Look through the listing for the word "организациях". Copy each line that has it.

Collection entries:
+---+
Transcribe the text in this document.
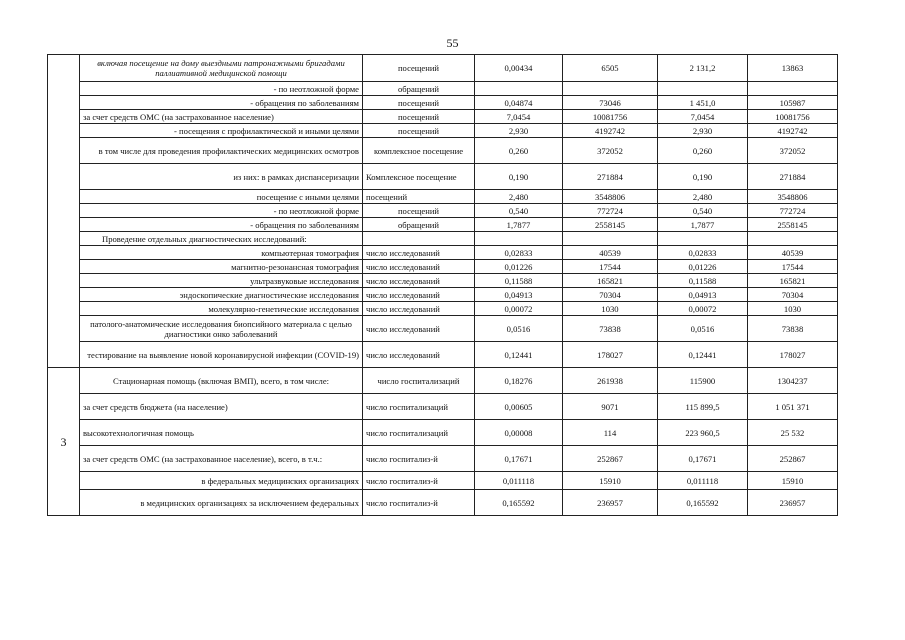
55
	включая посещение на дому выездными патронажными бригадами паллиативной медицинской помощи	посещений	0,00434	6505	2 131,2	13863
	- по неотложной форме	обращений				
	- обращения по заболеваниям	посещений	0,04874	73046	1 451,0	105987
	за счет средств ОМС (на застрахованное население)	посещений	7,0454	10081756	7,0454	10081756
	- посещения с профилактической и иными целями	посещений	2,930	4192742	2,930	4192742
	в том числе для проведения профилактических медицинских осмотров	комплексное посещение	0,260	372052	0,260	372052
	из них: в рамках диспансеризации	Комплексное посещение	0,190	271884	0,190	271884
	посещение с иными целями	посещений	2,480	3548806	2,480	3548806
	- по неотложной форме	посещений	0,540	772724	0,540	772724
	- обращения по заболеваниям	обращений	1,7877	2558145	1,7877	2558145
	Проведение отдельных диагностических исследований:					
	компьютерная томография	число исследований	0,02833	40539	0,02833	40539
	магнитно-резонансная томография	число исследований	0,01226	17544	0,01226	17544
	ультразвуковые исследования	число исследований	0,11588	165821	0,11588	165821
	эндоскопические диагностические исследования	число исследований	0,04913	70304	0,04913	70304
	молекулярно-генетические исследования	число исследований	0,00072	1030	0,00072	1030
	патолого-анатомические исследования биопсийного материала с целью диагностики онко заболеваний	число исследований	0,0516	73838	0,0516	73838
	тестирование на выявление новой коронавирусной инфекции (COVID-19)	число исследований	0,12441	178027	0,12441	178027
3	Стационарная помощь (включая ВМП), всего, в том числе:	число госпитализаций	0,18276	261938	115900	1304237
	за счет средств бюджета (на население)	число госпитализаций	0,00605	9071	115 899,5	1 051 371
	высокотехнологичная помощь	число госпитализаций	0,00008	114	223 960,5	25 532
	за счет средств ОМС (на застрахованное население), всего, в т.ч.:	число госпитализ-й	0,17671	252867	0,17671	252867
	в федеральных медицинских организациях	число госпитализ-й	0,011118	15910	0,011118	15910
	в медицинских организациях за исключением федеральных	число госпитализ-й	0,165592	236957	0,165592	236957
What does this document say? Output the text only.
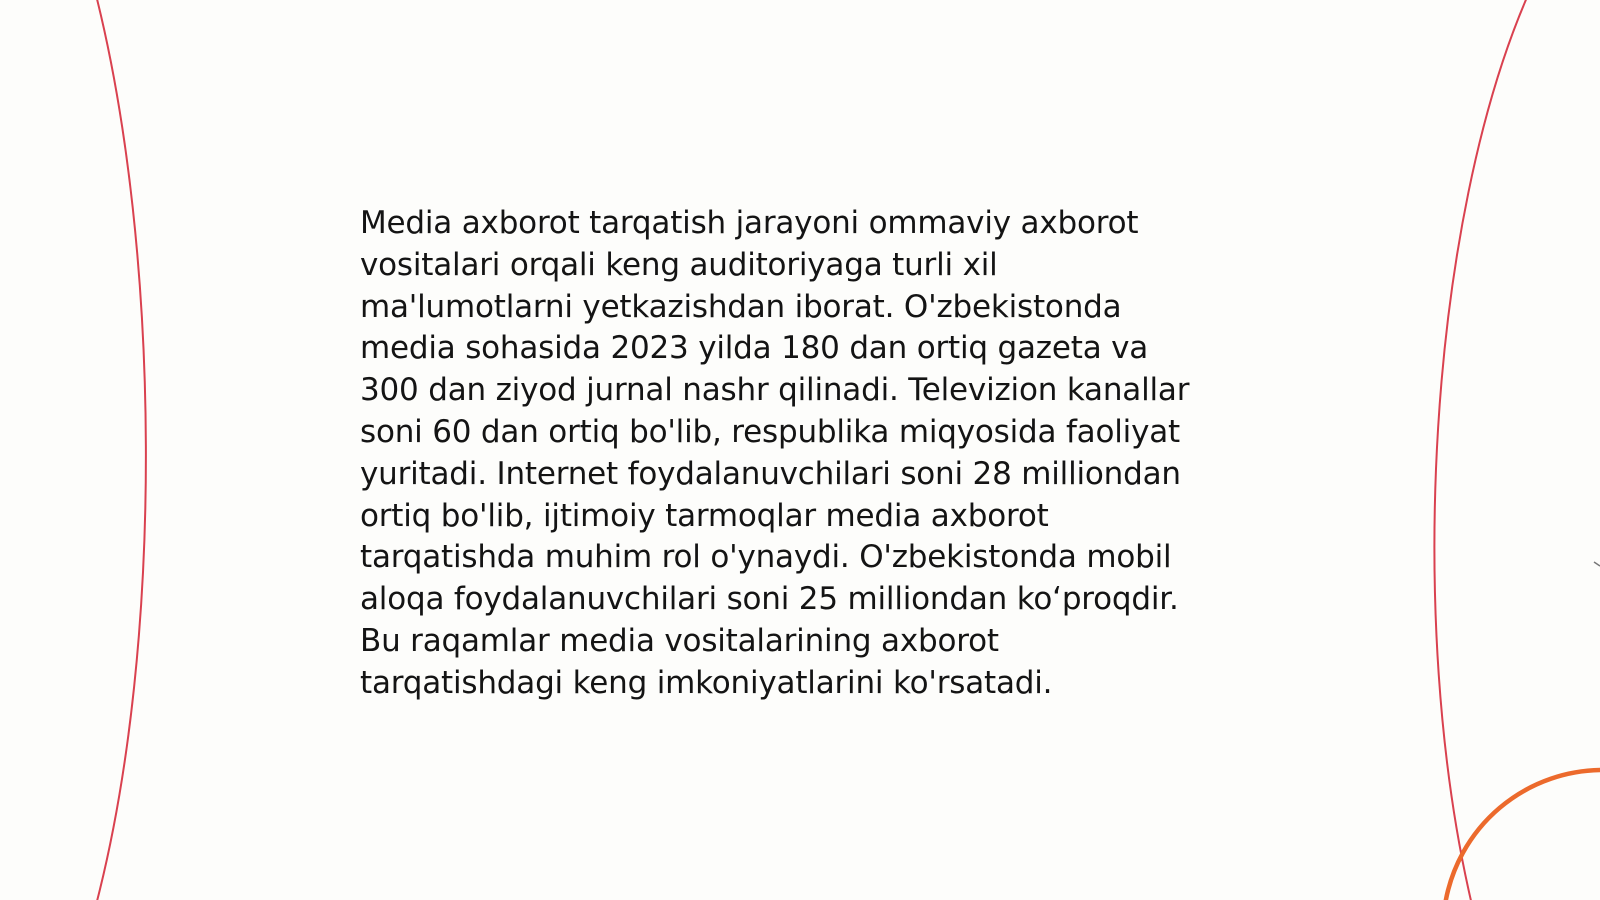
Media axborot tarqatish jarayoni ommaviy axborot
vositalari orqali keng auditoriyaga turli xil
ma'lumotlarni yetkazishdan iborat. O'zbekistonda
media sohasida 2023 yilda 180 dan ortiq gazeta va
300 dan ziyod jurnal nashr qilinadi. Televizion kanallar
soni 60 dan ortiq bo'lib, respublika miqyosida faoliyat
yuritadi. Internet foydalanuvchilari soni 28 milliondan
ortiq bo'lib, ijtimoiy tarmoqlar media axborot
tarqatishda muhim rol o'ynaydi. O'zbekistonda mobil
aloqa foydalanuvchilari soni 25 milliondan ko‘proqdir.
Bu raqamlar media vositalarining axborot
tarqatishdagi keng imkoniyatlarini ko'rsatadi.
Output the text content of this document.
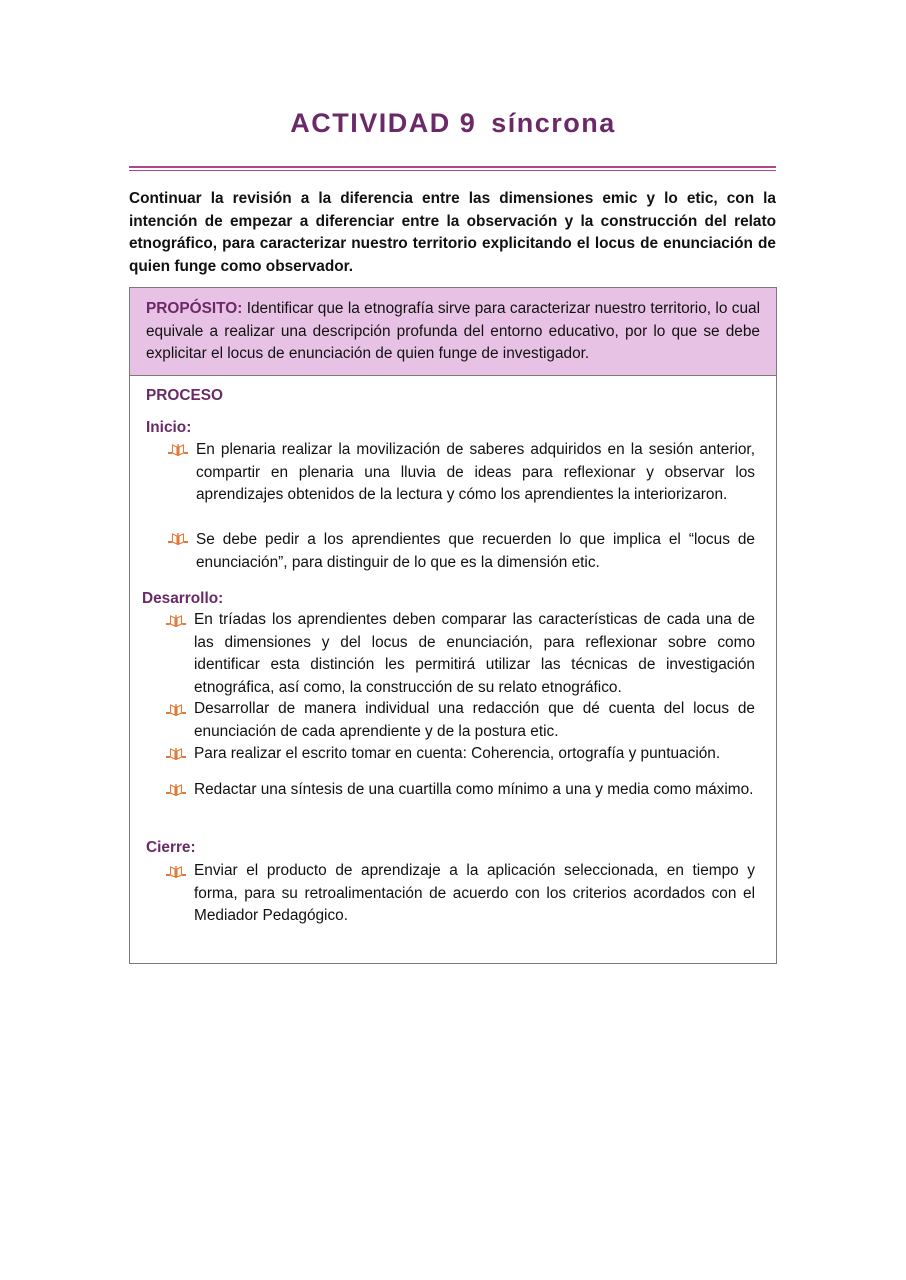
ACTIVIDAD 9 síncrona
Continuar la revisión a la diferencia entre las dimensiones emic y lo etic, con la intención de empezar a diferenciar entre la observación y la construcción del relato etnográfico, para caracterizar nuestro territorio explicitando el locus de enunciación de quien funge como observador.

PROPÓSITO: Identificar que la etnografía sirve para caracterizar nuestro territorio, lo cual equivale a realizar una descripción profunda del entorno educativo, por lo que se debe explicitar el locus de enunciación de quien funge de investigador.

PROCESO
Inicio:
En plenaria realizar la movilización de saberes adquiridos en la sesión anterior, compartir en plenaria una lluvia de ideas para reflexionar y observar los aprendizajes obtenidos de la lectura y cómo los aprendientes la interiorizaron.
Se debe pedir a los aprendientes que recuerden lo que implica el “locus de enunciación”, para distinguir de lo que es la dimensión etic.
Desarrollo:
En tríadas los aprendientes deben comparar las características de cada una de las dimensiones y del locus de enunciación, para reflexionar sobre como identificar esta distinción les permitirá utilizar las técnicas de investigación etnográfica, así como, la construcción de su relato etnográfico.
Desarrollar de manera individual una redacción que dé cuenta del locus de enunciación de cada aprendiente y de la postura etic.
Para realizar el escrito tomar en cuenta: Coherencia, ortografía y puntuación.
Redactar una síntesis de una cuartilla como mínimo a una y media como máximo.
Cierre:
Enviar el producto de aprendizaje a la aplicación seleccionada, en tiempo y forma, para su retroalimentación de acuerdo con los criterios acordados con el Mediador Pedagógico.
+---+
(SOLUTION):
	в федеральных медицинских организациях	число госпитализ-й	0,011118	15910	0,011118	15910
	в медицинских организациях за исключением федеральных	число госпитализ-й	0,165592	236957	0,165592	236957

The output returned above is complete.